> [WRITTEN INSTRUCTION] Report how many lines of the entries below contain the word "議員の職務", and nothing more.

> [DATASET CONTENT]
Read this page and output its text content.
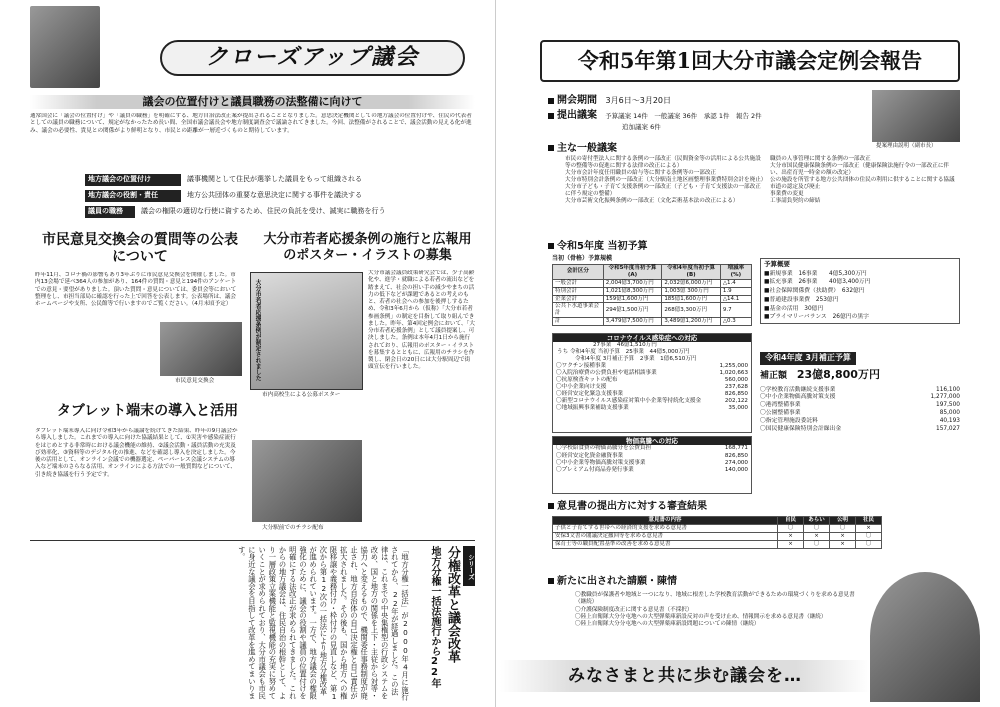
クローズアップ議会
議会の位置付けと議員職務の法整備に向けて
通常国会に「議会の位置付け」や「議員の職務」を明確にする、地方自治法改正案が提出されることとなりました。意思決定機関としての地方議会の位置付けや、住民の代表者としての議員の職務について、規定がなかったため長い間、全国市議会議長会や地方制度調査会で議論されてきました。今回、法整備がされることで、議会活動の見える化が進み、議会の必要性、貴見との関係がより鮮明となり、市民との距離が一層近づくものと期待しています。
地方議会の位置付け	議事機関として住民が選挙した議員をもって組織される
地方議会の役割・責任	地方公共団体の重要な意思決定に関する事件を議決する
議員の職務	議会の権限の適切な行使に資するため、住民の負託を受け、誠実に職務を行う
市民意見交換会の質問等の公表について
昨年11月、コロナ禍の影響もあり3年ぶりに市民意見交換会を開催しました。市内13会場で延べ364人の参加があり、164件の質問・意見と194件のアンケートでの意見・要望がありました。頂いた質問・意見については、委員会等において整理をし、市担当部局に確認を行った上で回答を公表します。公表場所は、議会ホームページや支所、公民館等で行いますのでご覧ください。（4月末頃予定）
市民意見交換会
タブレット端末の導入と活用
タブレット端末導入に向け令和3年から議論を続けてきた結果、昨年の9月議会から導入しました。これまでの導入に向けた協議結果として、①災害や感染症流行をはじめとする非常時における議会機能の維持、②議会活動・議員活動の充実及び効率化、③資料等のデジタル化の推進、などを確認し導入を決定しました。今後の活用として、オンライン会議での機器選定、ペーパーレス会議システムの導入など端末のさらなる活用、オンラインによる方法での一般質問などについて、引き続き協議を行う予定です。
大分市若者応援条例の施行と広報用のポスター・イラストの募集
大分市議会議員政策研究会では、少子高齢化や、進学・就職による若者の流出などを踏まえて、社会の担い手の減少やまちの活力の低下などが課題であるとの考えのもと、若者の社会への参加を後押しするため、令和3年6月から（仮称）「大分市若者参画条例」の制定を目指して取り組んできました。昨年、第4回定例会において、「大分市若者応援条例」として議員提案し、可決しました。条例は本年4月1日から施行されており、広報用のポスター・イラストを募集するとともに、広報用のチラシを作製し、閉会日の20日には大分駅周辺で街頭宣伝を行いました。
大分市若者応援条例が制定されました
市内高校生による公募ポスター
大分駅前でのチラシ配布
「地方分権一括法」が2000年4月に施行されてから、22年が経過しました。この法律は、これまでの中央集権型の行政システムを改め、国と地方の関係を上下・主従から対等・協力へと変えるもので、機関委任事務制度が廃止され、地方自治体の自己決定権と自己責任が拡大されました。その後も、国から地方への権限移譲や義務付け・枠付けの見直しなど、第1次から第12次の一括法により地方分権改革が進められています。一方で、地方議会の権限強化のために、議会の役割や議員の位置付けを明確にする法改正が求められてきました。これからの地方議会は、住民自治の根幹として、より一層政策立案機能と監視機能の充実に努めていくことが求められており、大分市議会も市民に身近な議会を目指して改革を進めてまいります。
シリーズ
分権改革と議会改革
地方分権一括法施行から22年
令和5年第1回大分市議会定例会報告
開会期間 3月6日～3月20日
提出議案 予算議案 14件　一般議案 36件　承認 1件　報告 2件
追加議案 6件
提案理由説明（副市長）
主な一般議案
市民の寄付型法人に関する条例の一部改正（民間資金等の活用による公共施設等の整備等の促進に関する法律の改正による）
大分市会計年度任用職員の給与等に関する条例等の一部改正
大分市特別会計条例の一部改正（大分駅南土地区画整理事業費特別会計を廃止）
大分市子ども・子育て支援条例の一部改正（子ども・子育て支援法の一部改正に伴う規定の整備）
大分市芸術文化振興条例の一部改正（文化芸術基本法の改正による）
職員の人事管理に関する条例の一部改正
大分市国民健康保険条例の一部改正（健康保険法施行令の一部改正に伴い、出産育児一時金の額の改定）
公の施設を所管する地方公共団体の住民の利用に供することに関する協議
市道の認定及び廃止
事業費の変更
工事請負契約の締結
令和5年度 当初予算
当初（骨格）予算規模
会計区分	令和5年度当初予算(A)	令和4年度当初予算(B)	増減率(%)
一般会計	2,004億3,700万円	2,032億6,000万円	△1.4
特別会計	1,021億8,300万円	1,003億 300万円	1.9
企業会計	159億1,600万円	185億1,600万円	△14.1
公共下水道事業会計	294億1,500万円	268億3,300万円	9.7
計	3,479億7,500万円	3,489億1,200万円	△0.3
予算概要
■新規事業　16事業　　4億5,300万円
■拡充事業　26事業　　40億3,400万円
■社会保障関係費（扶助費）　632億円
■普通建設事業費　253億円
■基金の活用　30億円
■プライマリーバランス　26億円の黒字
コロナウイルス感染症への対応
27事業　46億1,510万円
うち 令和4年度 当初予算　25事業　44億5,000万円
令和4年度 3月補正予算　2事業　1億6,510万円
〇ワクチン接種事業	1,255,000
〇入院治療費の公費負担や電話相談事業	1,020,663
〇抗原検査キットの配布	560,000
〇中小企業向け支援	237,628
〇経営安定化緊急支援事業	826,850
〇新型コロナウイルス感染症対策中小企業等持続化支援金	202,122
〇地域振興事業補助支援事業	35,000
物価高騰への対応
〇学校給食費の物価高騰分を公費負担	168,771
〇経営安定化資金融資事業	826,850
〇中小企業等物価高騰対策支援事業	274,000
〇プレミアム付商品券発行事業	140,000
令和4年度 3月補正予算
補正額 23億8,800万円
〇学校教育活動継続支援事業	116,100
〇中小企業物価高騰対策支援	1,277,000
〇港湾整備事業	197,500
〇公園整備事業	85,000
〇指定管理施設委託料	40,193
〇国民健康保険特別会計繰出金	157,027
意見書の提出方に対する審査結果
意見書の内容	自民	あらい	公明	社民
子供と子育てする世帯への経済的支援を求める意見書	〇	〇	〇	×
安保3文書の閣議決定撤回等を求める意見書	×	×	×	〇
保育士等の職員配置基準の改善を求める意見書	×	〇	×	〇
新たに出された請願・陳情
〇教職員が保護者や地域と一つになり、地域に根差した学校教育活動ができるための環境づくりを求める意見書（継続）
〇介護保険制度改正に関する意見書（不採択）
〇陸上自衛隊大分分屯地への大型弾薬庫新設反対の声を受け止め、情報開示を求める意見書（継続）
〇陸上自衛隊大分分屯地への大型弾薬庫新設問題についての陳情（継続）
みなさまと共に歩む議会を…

--

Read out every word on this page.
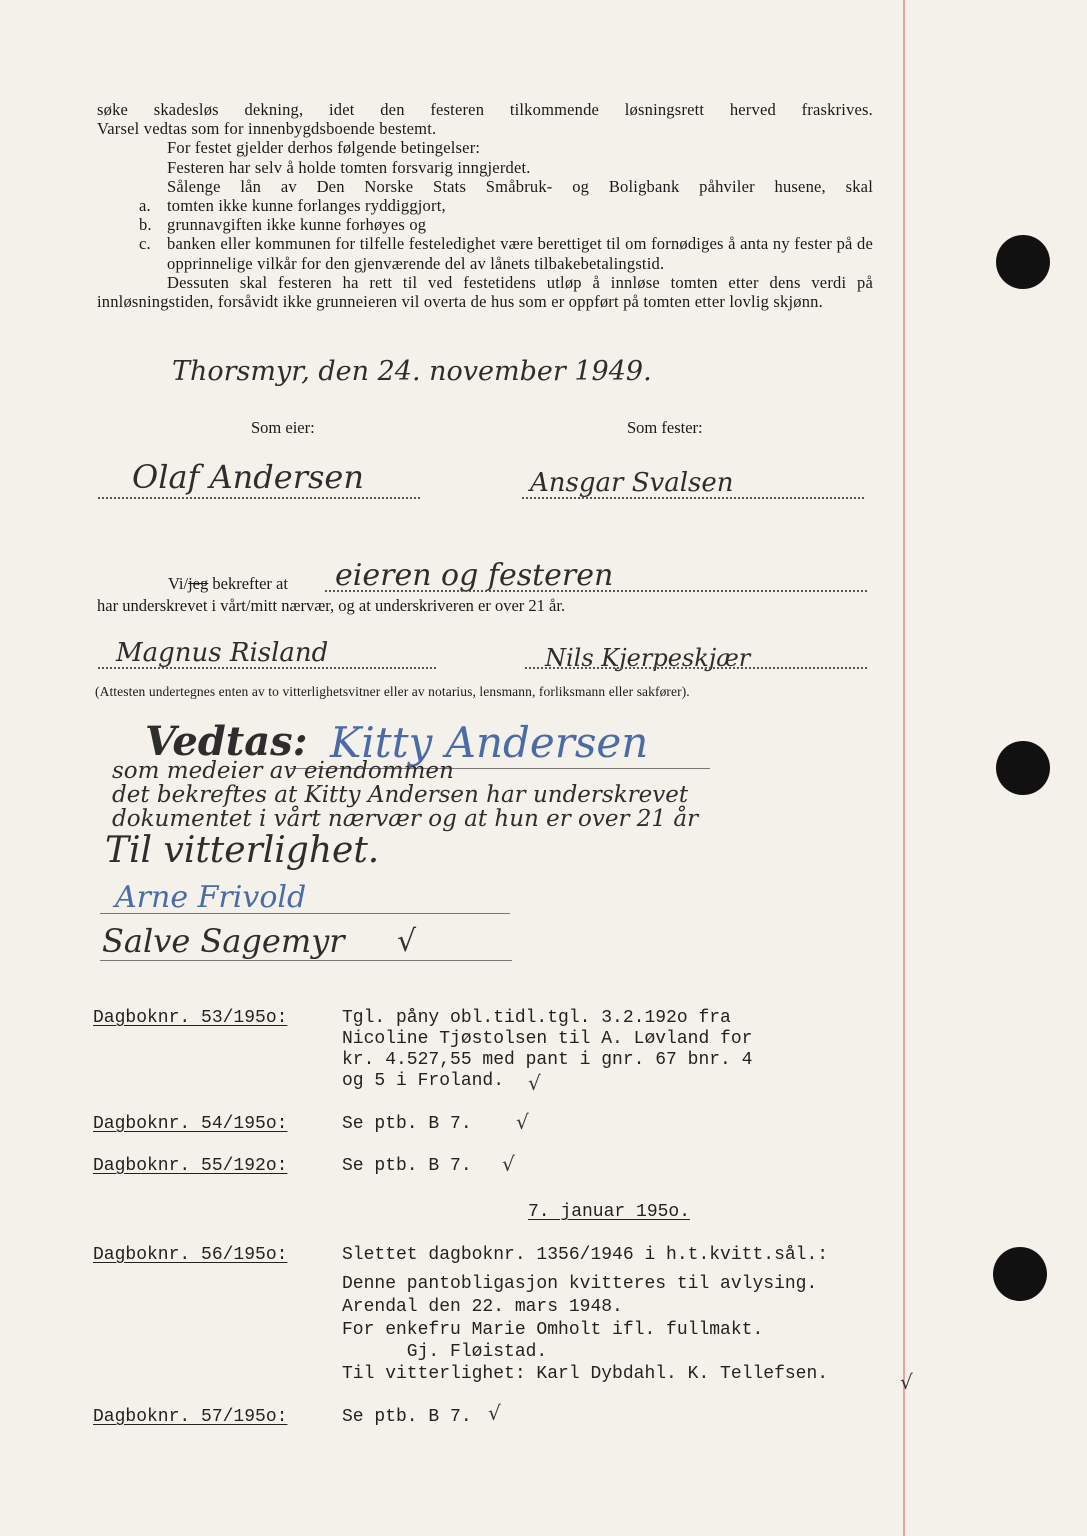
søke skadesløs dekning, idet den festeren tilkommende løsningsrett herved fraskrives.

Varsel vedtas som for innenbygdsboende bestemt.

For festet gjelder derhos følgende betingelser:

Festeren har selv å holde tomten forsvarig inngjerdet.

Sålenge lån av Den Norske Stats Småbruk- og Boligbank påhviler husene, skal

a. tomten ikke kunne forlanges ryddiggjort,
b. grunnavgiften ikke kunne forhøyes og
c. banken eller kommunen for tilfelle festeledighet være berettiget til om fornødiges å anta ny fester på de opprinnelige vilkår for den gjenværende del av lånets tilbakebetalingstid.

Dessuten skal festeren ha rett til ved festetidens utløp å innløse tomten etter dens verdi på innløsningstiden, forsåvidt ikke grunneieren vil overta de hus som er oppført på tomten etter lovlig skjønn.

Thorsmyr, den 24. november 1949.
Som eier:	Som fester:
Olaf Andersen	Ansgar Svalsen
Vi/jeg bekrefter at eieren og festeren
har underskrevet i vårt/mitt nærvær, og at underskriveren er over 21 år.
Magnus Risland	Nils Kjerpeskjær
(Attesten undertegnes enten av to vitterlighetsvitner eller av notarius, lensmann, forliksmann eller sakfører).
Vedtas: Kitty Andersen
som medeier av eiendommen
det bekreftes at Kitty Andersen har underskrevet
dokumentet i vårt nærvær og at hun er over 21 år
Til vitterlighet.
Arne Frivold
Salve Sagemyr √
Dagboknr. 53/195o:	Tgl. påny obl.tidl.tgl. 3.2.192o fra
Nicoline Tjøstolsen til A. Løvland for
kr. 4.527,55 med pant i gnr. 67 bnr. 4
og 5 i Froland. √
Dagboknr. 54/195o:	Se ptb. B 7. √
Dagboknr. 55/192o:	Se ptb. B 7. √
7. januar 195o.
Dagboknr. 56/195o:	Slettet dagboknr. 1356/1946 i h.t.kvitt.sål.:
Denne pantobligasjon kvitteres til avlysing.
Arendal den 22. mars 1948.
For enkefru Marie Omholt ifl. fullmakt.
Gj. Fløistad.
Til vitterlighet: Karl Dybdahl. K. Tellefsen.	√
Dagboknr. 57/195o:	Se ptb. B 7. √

> [SOLUTION FOR THIS TASK] 2